-- Objective --
Drop the pictures, then extract the listing word for word.

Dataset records
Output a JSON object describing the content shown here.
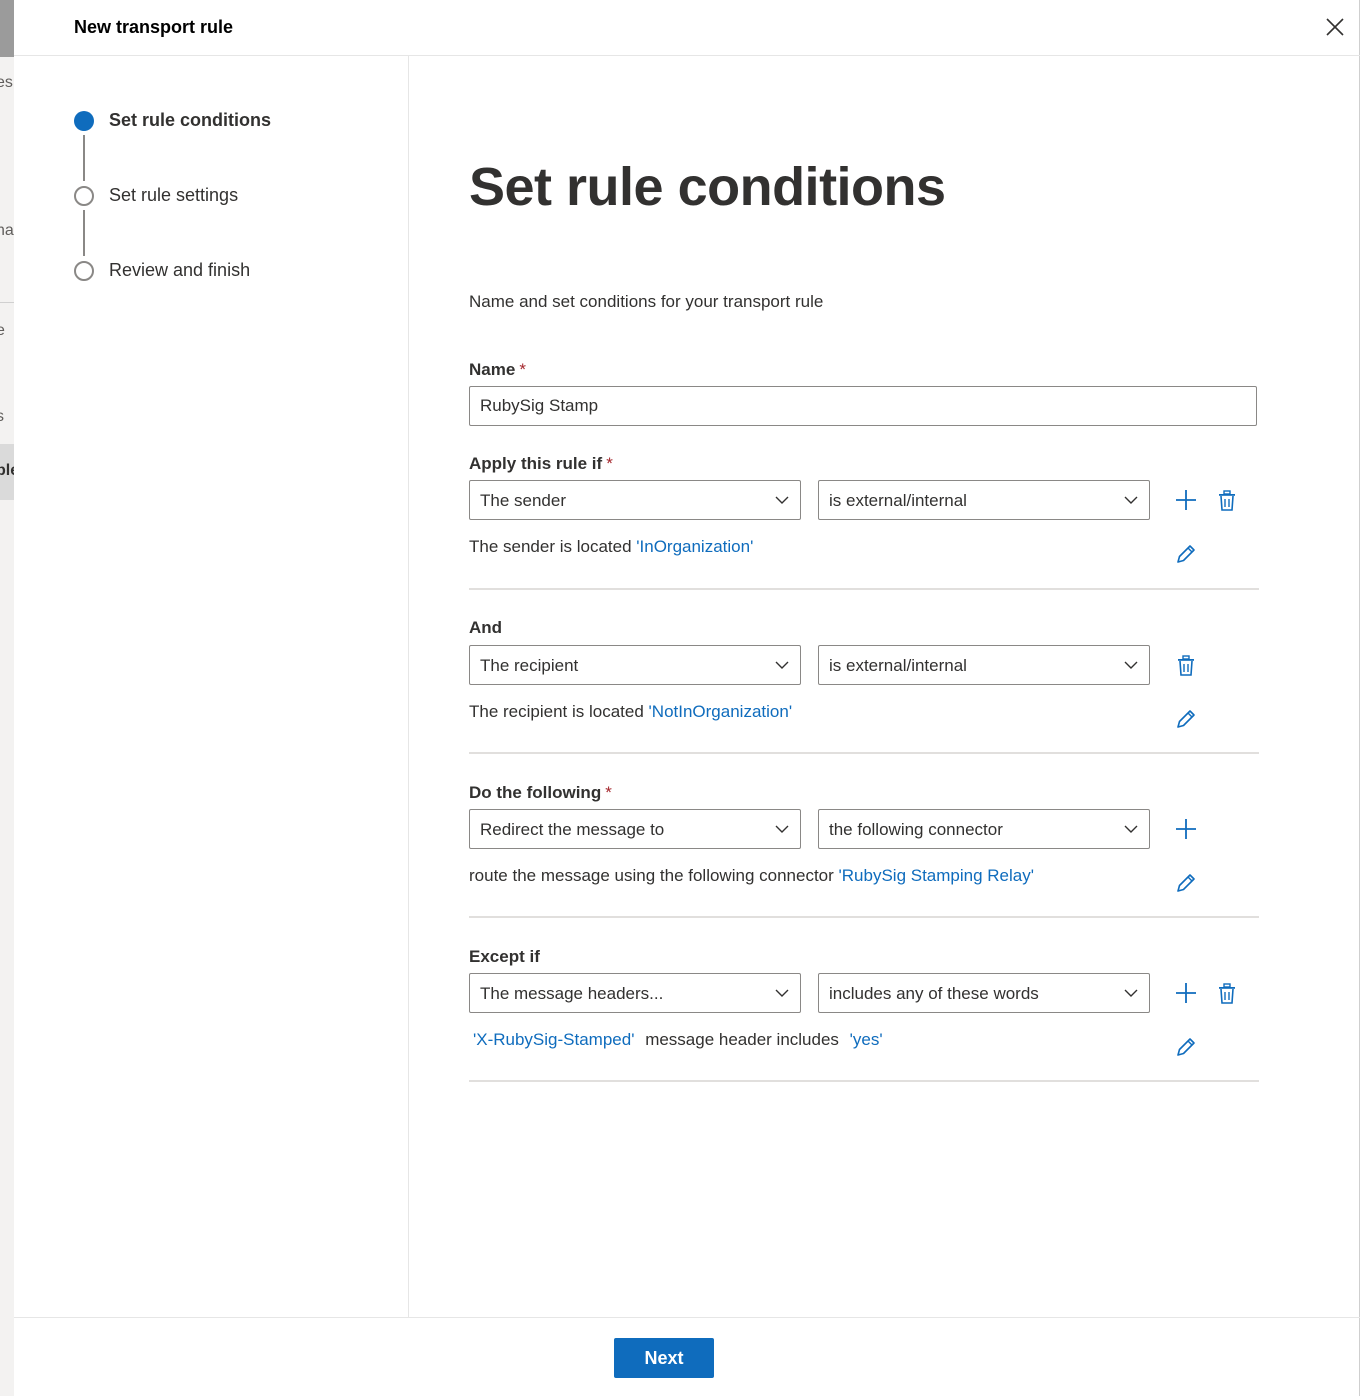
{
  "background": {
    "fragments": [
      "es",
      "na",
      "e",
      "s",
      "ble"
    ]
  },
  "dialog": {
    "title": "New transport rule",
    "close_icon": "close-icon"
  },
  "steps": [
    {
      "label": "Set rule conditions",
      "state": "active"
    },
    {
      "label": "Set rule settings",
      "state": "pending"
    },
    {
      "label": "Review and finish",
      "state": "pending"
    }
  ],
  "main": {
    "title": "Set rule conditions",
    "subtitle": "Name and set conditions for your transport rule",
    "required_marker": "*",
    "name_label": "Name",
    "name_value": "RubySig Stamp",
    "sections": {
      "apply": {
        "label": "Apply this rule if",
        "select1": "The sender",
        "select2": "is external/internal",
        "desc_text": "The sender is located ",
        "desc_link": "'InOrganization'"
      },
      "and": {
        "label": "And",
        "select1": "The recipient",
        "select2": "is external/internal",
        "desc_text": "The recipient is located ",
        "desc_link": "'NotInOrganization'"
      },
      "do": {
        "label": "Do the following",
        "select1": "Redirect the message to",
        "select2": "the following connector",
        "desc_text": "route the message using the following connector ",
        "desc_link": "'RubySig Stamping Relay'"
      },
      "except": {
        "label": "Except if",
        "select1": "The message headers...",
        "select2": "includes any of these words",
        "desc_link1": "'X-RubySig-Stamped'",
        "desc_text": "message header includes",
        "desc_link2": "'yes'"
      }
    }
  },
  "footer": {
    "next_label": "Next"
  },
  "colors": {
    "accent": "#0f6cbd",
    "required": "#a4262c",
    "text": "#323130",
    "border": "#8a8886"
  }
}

-- Solution --
Output a JSON object describing the content shown here.
{
  "background": {
    "fragments": [
      "es",
      "na",
      "e",
      "s",
      "ble"
    ]
  },
  "dialog": {
    "title": "New transport rule",
    "close_icon": "close-icon"
  },
  "steps": [
    {
      "label": "Set rule conditions",
      "state": "active"
    },
    {
      "label": "Set rule settings",
      "state": "pending"
    },
    {
      "label": "Review and finish",
      "state": "pending"
    }
  ],
  "main": {
    "title": "Set rule conditions",
    "subtitle": "Name and set conditions for your transport rule",
    "required_marker": "*",
    "name_label": "Name",
    "name_value": "RubySig Stamp",
    "sections": {
      "apply": {
        "label": "Apply this rule if",
        "select1": "The sender",
        "select2": "is external/internal",
        "desc_text": "The sender is located ",
        "desc_link": "'InOrganization'"
      },
      "and": {
        "label": "And",
        "select1": "The recipient",
        "select2": "is external/internal",
        "desc_text": "The recipient is located ",
        "desc_link": "'NotInOrganization'"
      },
      "do": {
        "label": "Do the following",
        "select1": "Redirect the message to",
        "select2": "the following connector",
        "desc_text": "route the message using the following connector ",
        "desc_link": "'RubySig Stamping Relay'"
      },
      "except": {
        "label": "Except if",
        "select1": "The message headers...",
        "select2": "includes any of these words",
        "desc_link1": "'X-RubySig-Stamped'",
        "desc_text": "message header includes",
        "desc_link2": "'yes'"
      }
    }
  },
  "footer": {
    "next_label": "Next"
  },
  "colors": {
    "accent": "#0f6cbd",
    "required": "#a4262c",
    "text": "#323130",
    "border": "#8a8886"
  }
}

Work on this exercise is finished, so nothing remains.